** START OF INFORMATION SUPPLIED **
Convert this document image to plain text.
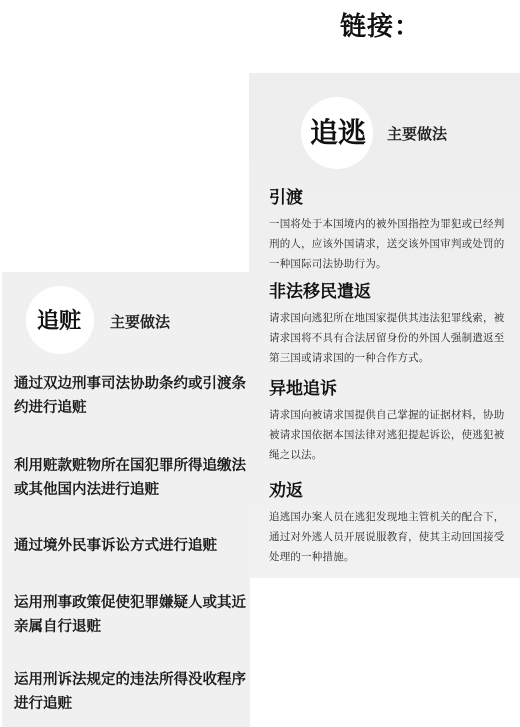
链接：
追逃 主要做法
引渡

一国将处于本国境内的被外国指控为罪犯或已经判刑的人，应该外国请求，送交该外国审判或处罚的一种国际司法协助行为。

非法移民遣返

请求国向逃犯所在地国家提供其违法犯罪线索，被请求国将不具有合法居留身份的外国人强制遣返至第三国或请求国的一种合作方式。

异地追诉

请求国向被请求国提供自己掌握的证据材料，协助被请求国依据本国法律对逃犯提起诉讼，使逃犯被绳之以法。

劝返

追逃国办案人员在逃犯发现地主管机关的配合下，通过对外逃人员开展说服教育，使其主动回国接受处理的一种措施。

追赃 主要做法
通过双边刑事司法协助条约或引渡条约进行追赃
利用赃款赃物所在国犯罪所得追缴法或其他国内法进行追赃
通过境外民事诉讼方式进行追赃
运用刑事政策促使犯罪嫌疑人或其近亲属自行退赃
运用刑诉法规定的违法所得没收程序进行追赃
** END OF INFORMATION SUPPLIED **
** START OF INFORMATION SUPPLIED **
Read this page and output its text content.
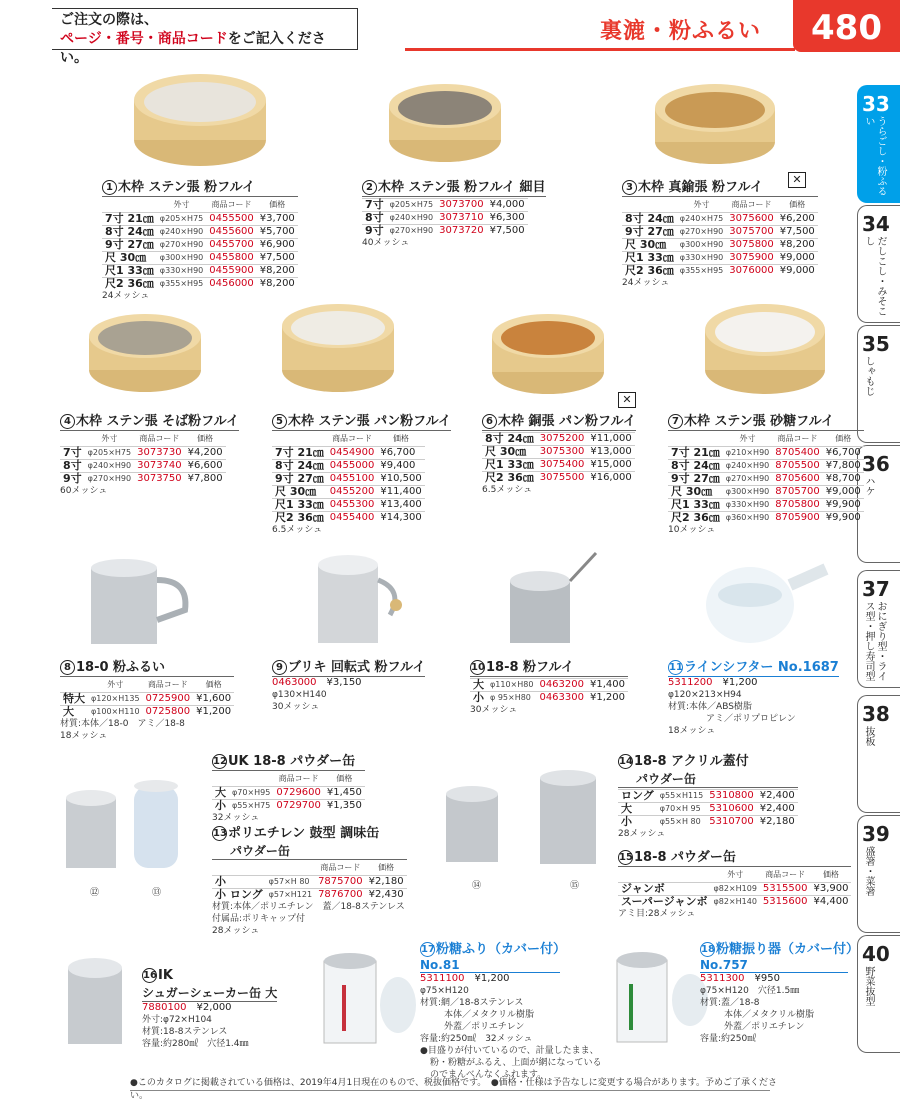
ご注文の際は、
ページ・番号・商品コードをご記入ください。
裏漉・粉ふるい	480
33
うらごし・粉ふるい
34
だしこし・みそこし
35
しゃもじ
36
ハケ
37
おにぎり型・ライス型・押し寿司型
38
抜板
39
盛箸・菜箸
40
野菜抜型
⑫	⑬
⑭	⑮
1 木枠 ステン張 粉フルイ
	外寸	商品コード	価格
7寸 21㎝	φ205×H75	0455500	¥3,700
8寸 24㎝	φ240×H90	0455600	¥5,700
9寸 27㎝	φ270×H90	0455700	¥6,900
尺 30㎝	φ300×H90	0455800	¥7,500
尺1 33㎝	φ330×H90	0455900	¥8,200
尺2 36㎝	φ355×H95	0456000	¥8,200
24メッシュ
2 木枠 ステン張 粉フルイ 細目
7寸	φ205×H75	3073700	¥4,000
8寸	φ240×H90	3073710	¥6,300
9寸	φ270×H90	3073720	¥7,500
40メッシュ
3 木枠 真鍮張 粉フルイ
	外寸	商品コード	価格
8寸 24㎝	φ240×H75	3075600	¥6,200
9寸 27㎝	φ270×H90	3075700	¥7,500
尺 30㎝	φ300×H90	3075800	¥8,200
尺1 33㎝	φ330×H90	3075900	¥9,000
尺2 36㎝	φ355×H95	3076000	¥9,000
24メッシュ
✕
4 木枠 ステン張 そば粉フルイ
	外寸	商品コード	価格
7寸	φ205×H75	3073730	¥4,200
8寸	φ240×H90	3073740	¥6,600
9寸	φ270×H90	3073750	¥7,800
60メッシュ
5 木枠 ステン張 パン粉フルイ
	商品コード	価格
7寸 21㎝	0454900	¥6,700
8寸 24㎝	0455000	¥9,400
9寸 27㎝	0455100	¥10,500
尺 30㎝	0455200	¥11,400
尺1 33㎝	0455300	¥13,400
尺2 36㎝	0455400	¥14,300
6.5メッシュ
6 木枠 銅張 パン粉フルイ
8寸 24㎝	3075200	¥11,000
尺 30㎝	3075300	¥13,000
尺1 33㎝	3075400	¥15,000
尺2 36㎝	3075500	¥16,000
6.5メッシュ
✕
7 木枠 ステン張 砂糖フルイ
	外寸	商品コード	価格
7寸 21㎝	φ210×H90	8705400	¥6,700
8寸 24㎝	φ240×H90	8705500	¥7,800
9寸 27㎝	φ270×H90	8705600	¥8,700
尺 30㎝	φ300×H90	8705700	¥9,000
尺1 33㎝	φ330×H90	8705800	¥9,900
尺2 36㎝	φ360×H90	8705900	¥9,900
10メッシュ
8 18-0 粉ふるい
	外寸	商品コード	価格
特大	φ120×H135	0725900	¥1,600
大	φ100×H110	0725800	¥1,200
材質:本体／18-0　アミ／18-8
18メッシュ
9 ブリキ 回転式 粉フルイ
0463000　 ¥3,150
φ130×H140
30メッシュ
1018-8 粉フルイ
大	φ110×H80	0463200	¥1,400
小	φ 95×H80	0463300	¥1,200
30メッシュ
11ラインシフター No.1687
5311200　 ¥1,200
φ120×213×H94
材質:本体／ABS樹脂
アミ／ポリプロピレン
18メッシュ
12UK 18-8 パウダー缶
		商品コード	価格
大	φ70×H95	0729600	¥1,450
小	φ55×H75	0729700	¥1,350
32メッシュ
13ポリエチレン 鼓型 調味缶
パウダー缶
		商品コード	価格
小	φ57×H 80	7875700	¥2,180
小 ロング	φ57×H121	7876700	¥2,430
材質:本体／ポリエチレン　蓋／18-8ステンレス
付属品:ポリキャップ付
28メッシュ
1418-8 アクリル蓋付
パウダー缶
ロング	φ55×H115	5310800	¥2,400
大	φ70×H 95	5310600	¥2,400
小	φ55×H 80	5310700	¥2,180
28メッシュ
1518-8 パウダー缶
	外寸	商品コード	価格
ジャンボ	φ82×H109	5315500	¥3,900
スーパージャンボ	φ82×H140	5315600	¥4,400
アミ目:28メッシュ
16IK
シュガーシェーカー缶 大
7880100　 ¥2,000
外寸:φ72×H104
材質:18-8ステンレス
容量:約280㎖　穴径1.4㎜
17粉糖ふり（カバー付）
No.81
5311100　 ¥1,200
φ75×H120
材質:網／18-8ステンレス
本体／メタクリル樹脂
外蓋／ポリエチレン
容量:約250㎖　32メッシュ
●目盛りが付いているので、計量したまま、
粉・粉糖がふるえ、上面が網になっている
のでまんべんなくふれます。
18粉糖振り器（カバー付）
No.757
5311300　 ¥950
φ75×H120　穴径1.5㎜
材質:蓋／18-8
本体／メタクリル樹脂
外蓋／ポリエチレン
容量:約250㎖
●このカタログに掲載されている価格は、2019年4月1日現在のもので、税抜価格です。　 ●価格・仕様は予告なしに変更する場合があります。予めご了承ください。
** END OF INFORMATION SUPPLIED **
YOUR GOAL – Scan the material above for the string "ステン張" and report each line where you find it.

SOLUTION TO THIS TASK –
1 木枠 ステン張 粉フルイ
2 木枠 ステン張 粉フルイ 細目
4 木枠 ステン張 そば粉フルイ
5 木枠 ステン張 パン粉フルイ
7 木枠 ステン張 砂糖フルイ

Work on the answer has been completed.